Task directions
Skip the pictures. Transcribe the rest of the data below without changing a word.

Supplied data
---

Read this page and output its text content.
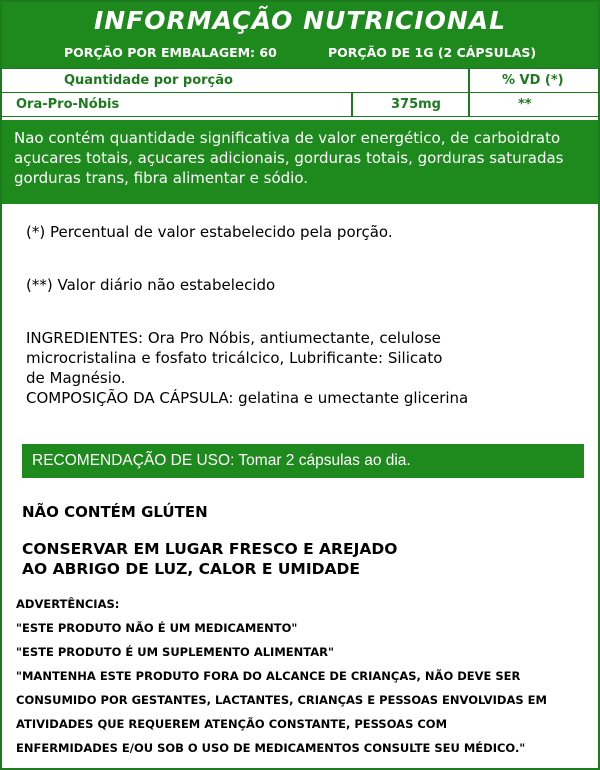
INFORMAÇÃO NUTRICIONAL
PORÇÃO POR EMBALAGEM: 60	PORÇÃO DE 1G (2 CÁPSULAS)
Quantidade por porção	% VD (*)
Ora-Pro-Nóbis	375mg	**
Nao contém quantidade significativa de valor energético, de carboidrato açucares totais, açucares adicionais, gorduras totais, gorduras saturadas gorduras trans, fibra alimentar e sódio.
(*) Percentual de valor estabelecido pela porção.
(**) Valor diário não estabelecido
INGREDIENTES: Ora Pro Nóbis, antiumectante, celulose
microcristalina e fosfato tricálcico, Lubrificante: Silicato
de Magnésio.
COMPOSIÇÃO DA CÁPSULA: gelatina e umectante glicerina
RECOMENDAÇÃO DE USO: Tomar 2 cápsulas ao dia.
NÃO CONTÉM GLÚTEN
CONSERVAR EM LUGAR FRESCO E AREJADO
AO ABRIGO DE LUZ, CALOR E UMIDADE
ADVERTÊNCIAS:
"ESTE PRODUTO NÃO É UM MEDICAMENTO"
"ESTE PRODUTO É UM SUPLEMENTO ALIMENTAR"
"MANTENHA ESTE PRODUTO FORA DO ALCANCE DE CRIANÇAS, NÃO DEVE SER
CONSUMIDO POR GESTANTES, LACTANTES, CRIANÇAS E PESSOAS ENVOLVIDAS EM
ATIVIDADES QUE REQUEREM ATENÇÃO CONSTANTE, PESSOAS COM
ENFERMIDADES E/OU SOB O USO DE MEDICAMENTOS CONSULTE SEU MÉDICO."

---

Response
Read this page and output its text content.
INFORMAÇÃO NUTRICIONAL
PORÇÃO POR EMBALAGEM: 60	PORÇÃO DE 1G (2 CÁPSULAS)
Quantidade por porção	% VD (*)
Ora-Pro-Nóbis	375mg	**
Nao contém quantidade significativa de valor energético, de carboidrato açucares totais, açucares adicionais, gorduras totais, gorduras saturadas gorduras trans, fibra alimentar e sódio.
(*) Percentual de valor estabelecido pela porção.
(**) Valor diário não estabelecido
INGREDIENTES: Ora Pro Nóbis, antiumectante, celulose
microcristalina e fosfato tricálcico, Lubrificante: Silicato
de Magnésio.
COMPOSIÇÃO DA CÁPSULA: gelatina e umectante glicerina
RECOMENDAÇÃO DE USO: Tomar 2 cápsulas ao dia.
NÃO CONTÉM GLÚTEN
CONSERVAR EM LUGAR FRESCO E AREJADO
AO ABRIGO DE LUZ, CALOR E UMIDADE
ADVERTÊNCIAS:
"ESTE PRODUTO NÃO É UM MEDICAMENTO"
"ESTE PRODUTO É UM SUPLEMENTO ALIMENTAR"
"MANTENHA ESTE PRODUTO FORA DO ALCANCE DE CRIANÇAS, NÃO DEVE SER
CONSUMIDO POR GESTANTES, LACTANTES, CRIANÇAS E PESSOAS ENVOLVIDAS EM
ATIVIDADES QUE REQUEREM ATENÇÃO CONSTANTE, PESSOAS COM
ENFERMIDADES E/OU SOB O USO DE MEDICAMENTOS CONSULTE SEU MÉDICO."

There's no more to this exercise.